──────── Entries supplied ────────

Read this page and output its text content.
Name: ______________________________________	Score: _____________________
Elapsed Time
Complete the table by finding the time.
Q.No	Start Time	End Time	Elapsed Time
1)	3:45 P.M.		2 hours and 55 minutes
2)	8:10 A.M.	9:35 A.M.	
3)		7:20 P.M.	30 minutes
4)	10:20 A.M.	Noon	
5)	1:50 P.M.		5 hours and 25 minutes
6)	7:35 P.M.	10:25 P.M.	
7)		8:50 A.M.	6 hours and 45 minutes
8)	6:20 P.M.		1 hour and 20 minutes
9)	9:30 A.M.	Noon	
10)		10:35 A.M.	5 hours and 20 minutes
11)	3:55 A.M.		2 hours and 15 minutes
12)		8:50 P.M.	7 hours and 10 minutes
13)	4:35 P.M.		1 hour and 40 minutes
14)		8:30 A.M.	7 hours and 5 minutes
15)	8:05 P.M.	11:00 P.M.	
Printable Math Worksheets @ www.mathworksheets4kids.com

────────

From the data above, copy each line where the string "hours" appears.

1)	3:45 P.M.		2 hours and 55 minutes
5)	1:50 P.M.		5 hours and 25 minutes
7)		8:50 A.M.	6 hours and 45 minutes
10)		10:35 A.M.	5 hours and 20 minutes
11)	3:55 A.M.		2 hours and 15 minutes
12)		8:50 P.M.	7 hours and 10 minutes
14)		8:30 A.M.	7 hours and 5 minutes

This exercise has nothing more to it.